[Collected data]
(begin)
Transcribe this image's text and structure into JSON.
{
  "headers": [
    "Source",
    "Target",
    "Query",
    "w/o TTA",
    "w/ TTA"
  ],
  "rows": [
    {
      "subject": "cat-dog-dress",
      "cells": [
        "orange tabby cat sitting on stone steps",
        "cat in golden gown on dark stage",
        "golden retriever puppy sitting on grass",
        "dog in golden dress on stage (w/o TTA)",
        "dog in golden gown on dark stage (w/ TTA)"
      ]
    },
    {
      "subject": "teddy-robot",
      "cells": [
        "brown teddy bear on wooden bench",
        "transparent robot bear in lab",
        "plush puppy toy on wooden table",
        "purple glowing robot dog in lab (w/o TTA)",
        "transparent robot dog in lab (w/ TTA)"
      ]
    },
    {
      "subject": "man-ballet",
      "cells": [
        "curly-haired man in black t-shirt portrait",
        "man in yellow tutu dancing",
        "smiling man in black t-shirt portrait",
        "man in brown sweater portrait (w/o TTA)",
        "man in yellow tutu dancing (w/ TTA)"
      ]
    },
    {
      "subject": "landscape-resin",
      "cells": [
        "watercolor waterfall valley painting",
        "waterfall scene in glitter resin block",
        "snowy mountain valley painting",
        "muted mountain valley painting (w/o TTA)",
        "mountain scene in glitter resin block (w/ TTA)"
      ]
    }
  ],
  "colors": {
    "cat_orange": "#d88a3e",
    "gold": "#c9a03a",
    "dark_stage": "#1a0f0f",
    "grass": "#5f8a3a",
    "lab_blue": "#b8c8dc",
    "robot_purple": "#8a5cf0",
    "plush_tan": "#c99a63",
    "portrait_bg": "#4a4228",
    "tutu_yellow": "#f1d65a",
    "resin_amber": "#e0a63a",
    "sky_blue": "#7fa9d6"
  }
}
(end)
**DIRECTIONS**
Go through the entries and repeat each one exactly.

**REPLY TO THE TASK**
Transcribe this image's text and structure into JSON.
{
  "headers": [
    "Source",
    "Target",
    "Query",
    "w/o TTA",
    "w/ TTA"
  ],
  "rows": [
    {
      "subject": "cat-dog-dress",
      "cells": [
        "orange tabby cat sitting on stone steps",
        "cat in golden gown on dark stage",
        "golden retriever puppy sitting on grass",
        "dog in golden dress on stage (w/o TTA)",
        "dog in golden gown on dark stage (w/ TTA)"
      ]
    },
    {
      "subject": "teddy-robot",
      "cells": [
        "brown teddy bear on wooden bench",
        "transparent robot bear in lab",
        "plush puppy toy on wooden table",
        "purple glowing robot dog in lab (w/o TTA)",
        "transparent robot dog in lab (w/ TTA)"
      ]
    },
    {
      "subject": "man-ballet",
      "cells": [
        "curly-haired man in black t-shirt portrait",
        "man in yellow tutu dancing",
        "smiling man in black t-shirt portrait",
        "man in brown sweater portrait (w/o TTA)",
        "man in yellow tutu dancing (w/ TTA)"
      ]
    },
    {
      "subject": "landscape-resin",
      "cells": [
        "watercolor waterfall valley painting",
        "waterfall scene in glitter resin block",
        "snowy mountain valley painting",
        "muted mountain valley painting (w/o TTA)",
        "mountain scene in glitter resin block (w/ TTA)"
      ]
    }
  ],
  "colors": {
    "cat_orange": "#d88a3e",
    "gold": "#c9a03a",
    "dark_stage": "#1a0f0f",
    "grass": "#5f8a3a",
    "lab_blue": "#b8c8dc",
    "robot_purple": "#8a5cf0",
    "plush_tan": "#c99a63",
    "portrait_bg": "#4a4228",
    "tutu_yellow": "#f1d65a",
    "resin_amber": "#e0a63a",
    "sky_blue": "#7fa9d6"
  }
}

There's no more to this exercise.